Stated problem - In the copy, include every entry exactly but none of the pictures.

Supplied records -
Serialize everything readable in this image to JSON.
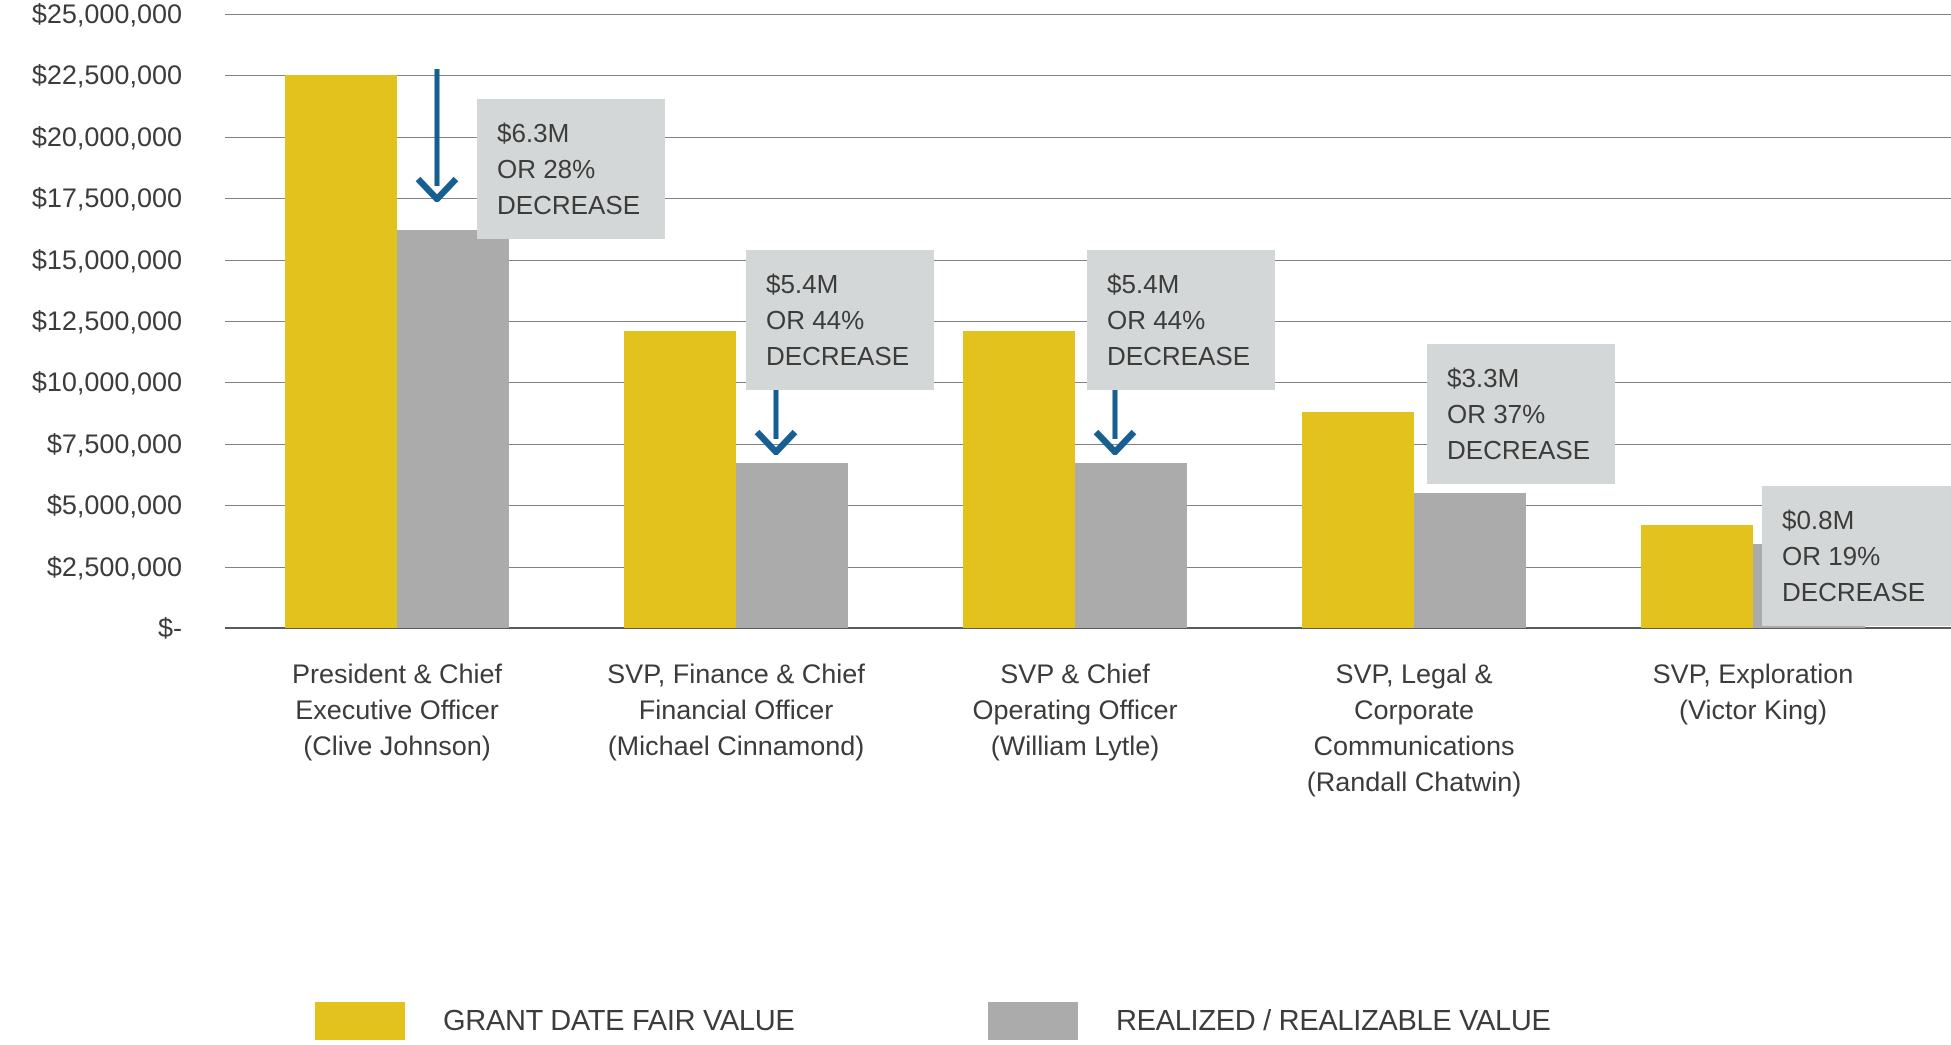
{
  "chart_data": {
    "type": "bar",
    "title": "",
    "xlabel": "",
    "ylabel": "",
    "ylim": [
      0,
      25000000
    ],
    "grid": "horizontal",
    "legend_position": "bottom",
    "y_ticks": [
      "$25,000,000",
      "$22,500,000",
      "$20,000,000",
      "$17,500,000",
      "$15,000,000",
      "$12,500,000",
      "$10,000,000",
      "$7,500,000",
      "$5,000,000",
      "$2,500,000",
      "$-"
    ],
    "categories": [
      [
        "President & Chief",
        "Executive Officer",
        "(Clive Johnson)"
      ],
      [
        "SVP, Finance & Chief",
        "Financial Officer",
        "(Michael Cinnamond)"
      ],
      [
        "SVP & Chief",
        "Operating Officer",
        "(William Lytle)"
      ],
      [
        "SVP, Legal &",
        "Corporate",
        "Communications",
        "(Randall Chatwin)"
      ],
      [
        "SVP, Exploration",
        "(Victor King)"
      ]
    ],
    "series": [
      {
        "name": "GRANT DATE FAIR VALUE",
        "color": "#E3C21E",
        "values": [
          22500000,
          12100000,
          12100000,
          8800000,
          4200000
        ]
      },
      {
        "name": "REALIZED / REALIZABLE VALUE",
        "color": "#ABABAC",
        "values": [
          16200000,
          6700000,
          6700000,
          5500000,
          3400000
        ]
      }
    ],
    "annotations": [
      [
        "$6.3M",
        "OR 28%",
        "DECREASE"
      ],
      [
        "$5.4M",
        "OR 44%",
        "DECREASE"
      ],
      [
        "$5.4M",
        "OR 44%",
        "DECREASE"
      ],
      [
        "$3.3M",
        "OR 37%",
        "DECREASE"
      ],
      [
        "$0.8M",
        "OR 19%",
        "DECREASE"
      ]
    ],
    "colors": {
      "grant_bar": "#E3C21E",
      "realized_bar": "#ABABAC",
      "annotation_box_bg": "#D4D7D7",
      "arrow": "#175F90",
      "gridline": "#828282",
      "axis_line": "#5a5a5a",
      "text": "#3C3C3B"
    }
  }
}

Exercise solution -
Serialize everything readable in this image to JSON.
{
  "chart_data": {
    "type": "bar",
    "title": "",
    "xlabel": "",
    "ylabel": "",
    "ylim": [
      0,
      25000000
    ],
    "grid": "horizontal",
    "legend_position": "bottom",
    "y_ticks": [
      "$25,000,000",
      "$22,500,000",
      "$20,000,000",
      "$17,500,000",
      "$15,000,000",
      "$12,500,000",
      "$10,000,000",
      "$7,500,000",
      "$5,000,000",
      "$2,500,000",
      "$-"
    ],
    "categories": [
      [
        "President & Chief",
        "Executive Officer",
        "(Clive Johnson)"
      ],
      [
        "SVP, Finance & Chief",
        "Financial Officer",
        "(Michael Cinnamond)"
      ],
      [
        "SVP & Chief",
        "Operating Officer",
        "(William Lytle)"
      ],
      [
        "SVP, Legal &",
        "Corporate",
        "Communications",
        "(Randall Chatwin)"
      ],
      [
        "SVP, Exploration",
        "(Victor King)"
      ]
    ],
    "series": [
      {
        "name": "GRANT DATE FAIR VALUE",
        "color": "#E3C21E",
        "values": [
          22500000,
          12100000,
          12100000,
          8800000,
          4200000
        ]
      },
      {
        "name": "REALIZED / REALIZABLE VALUE",
        "color": "#ABABAC",
        "values": [
          16200000,
          6700000,
          6700000,
          5500000,
          3400000
        ]
      }
    ],
    "annotations": [
      [
        "$6.3M",
        "OR 28%",
        "DECREASE"
      ],
      [
        "$5.4M",
        "OR 44%",
        "DECREASE"
      ],
      [
        "$5.4M",
        "OR 44%",
        "DECREASE"
      ],
      [
        "$3.3M",
        "OR 37%",
        "DECREASE"
      ],
      [
        "$0.8M",
        "OR 19%",
        "DECREASE"
      ]
    ],
    "colors": {
      "grant_bar": "#E3C21E",
      "realized_bar": "#ABABAC",
      "annotation_box_bg": "#D4D7D7",
      "arrow": "#175F90",
      "gridline": "#828282",
      "axis_line": "#5a5a5a",
      "text": "#3C3C3B"
    }
  }
}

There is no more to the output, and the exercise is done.